**Given problem:**
Give the material once more, word for word, without any images.

**Stored rows:**
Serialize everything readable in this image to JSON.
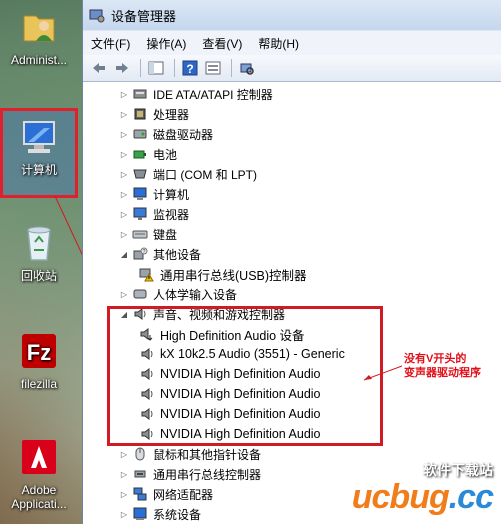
{
  "desktop": {
    "icons": [
      {
        "label": "Administ..."
      },
      {
        "label": "计算机"
      },
      {
        "label": "回收站"
      },
      {
        "label": "filezilla"
      },
      {
        "label": "Adobe Applicati..."
      }
    ]
  },
  "window": {
    "title": "设备管理器",
    "menu": [
      "文件(F)",
      "操作(A)",
      "查看(V)",
      "帮助(H)"
    ],
    "tree": [
      {
        "label": "IDE ATA/ATAPI 控制器",
        "icon": "ide-controller-icon"
      },
      {
        "label": "处理器",
        "icon": "processor-icon"
      },
      {
        "label": "磁盘驱动器",
        "icon": "disk-drive-icon"
      },
      {
        "label": "电池",
        "icon": "battery-icon"
      },
      {
        "label": "端口 (COM 和 LPT)",
        "icon": "port-icon"
      },
      {
        "label": "计算机",
        "icon": "computer-icon"
      },
      {
        "label": "监视器",
        "icon": "monitor-icon"
      },
      {
        "label": "键盘",
        "icon": "keyboard-icon"
      },
      {
        "label": "其他设备",
        "icon": "other-devices-icon",
        "expanded": true
      },
      {
        "label": "通用串行总线(USB)控制器",
        "icon": "warning-device-icon",
        "child": true
      },
      {
        "label": "人体学输入设备",
        "icon": "hid-icon"
      },
      {
        "label": "声音、视频和游戏控制器",
        "icon": "speaker-icon",
        "expanded": true
      },
      {
        "label": "High Definition Audio 设备",
        "icon": "speaker-download-icon",
        "child": true
      },
      {
        "label": "kX 10k2.5 Audio (3551) - Generic",
        "icon": "speaker-icon",
        "child": true
      },
      {
        "label": "NVIDIA High Definition Audio",
        "icon": "speaker-icon",
        "child": true
      },
      {
        "label": "NVIDIA High Definition Audio",
        "icon": "speaker-icon",
        "child": true
      },
      {
        "label": "NVIDIA High Definition Audio",
        "icon": "speaker-icon",
        "child": true
      },
      {
        "label": "NVIDIA High Definition Audio",
        "icon": "speaker-icon",
        "child": true
      },
      {
        "label": "鼠标和其他指针设备",
        "icon": "mouse-icon"
      },
      {
        "label": "通用串行总线控制器",
        "icon": "usb-icon"
      },
      {
        "label": "网络适配器",
        "icon": "network-icon"
      },
      {
        "label": "系统设备",
        "icon": "system-icon"
      }
    ]
  },
  "annotation": {
    "text_line1": "没有V开头的",
    "text_line2": "变声器驱动程序",
    "color": "#d21a22"
  },
  "watermark": {
    "top": "软件下载站",
    "main": "ucbug",
    "suffix": ".cc"
  }
}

**Output of the exercise:**
Serialize everything readable in this image to JSON.
{
  "desktop": {
    "icons": [
      {
        "label": "Administ..."
      },
      {
        "label": "计算机"
      },
      {
        "label": "回收站"
      },
      {
        "label": "filezilla"
      },
      {
        "label": "Adobe Applicati..."
      }
    ]
  },
  "window": {
    "title": "设备管理器",
    "menu": [
      "文件(F)",
      "操作(A)",
      "查看(V)",
      "帮助(H)"
    ],
    "tree": [
      {
        "label": "IDE ATA/ATAPI 控制器",
        "icon": "ide-controller-icon"
      },
      {
        "label": "处理器",
        "icon": "processor-icon"
      },
      {
        "label": "磁盘驱动器",
        "icon": "disk-drive-icon"
      },
      {
        "label": "电池",
        "icon": "battery-icon"
      },
      {
        "label": "端口 (COM 和 LPT)",
        "icon": "port-icon"
      },
      {
        "label": "计算机",
        "icon": "computer-icon"
      },
      {
        "label": "监视器",
        "icon": "monitor-icon"
      },
      {
        "label": "键盘",
        "icon": "keyboard-icon"
      },
      {
        "label": "其他设备",
        "icon": "other-devices-icon",
        "expanded": true
      },
      {
        "label": "通用串行总线(USB)控制器",
        "icon": "warning-device-icon",
        "child": true
      },
      {
        "label": "人体学输入设备",
        "icon": "hid-icon"
      },
      {
        "label": "声音、视频和游戏控制器",
        "icon": "speaker-icon",
        "expanded": true
      },
      {
        "label": "High Definition Audio 设备",
        "icon": "speaker-download-icon",
        "child": true
      },
      {
        "label": "kX 10k2.5 Audio (3551) - Generic",
        "icon": "speaker-icon",
        "child": true
      },
      {
        "label": "NVIDIA High Definition Audio",
        "icon": "speaker-icon",
        "child": true
      },
      {
        "label": "NVIDIA High Definition Audio",
        "icon": "speaker-icon",
        "child": true
      },
      {
        "label": "NVIDIA High Definition Audio",
        "icon": "speaker-icon",
        "child": true
      },
      {
        "label": "NVIDIA High Definition Audio",
        "icon": "speaker-icon",
        "child": true
      },
      {
        "label": "鼠标和其他指针设备",
        "icon": "mouse-icon"
      },
      {
        "label": "通用串行总线控制器",
        "icon": "usb-icon"
      },
      {
        "label": "网络适配器",
        "icon": "network-icon"
      },
      {
        "label": "系统设备",
        "icon": "system-icon"
      }
    ]
  },
  "annotation": {
    "text_line1": "没有V开头的",
    "text_line2": "变声器驱动程序",
    "color": "#d21a22"
  },
  "watermark": {
    "top": "软件下载站",
    "main": "ucbug",
    "suffix": ".cc"
  }
}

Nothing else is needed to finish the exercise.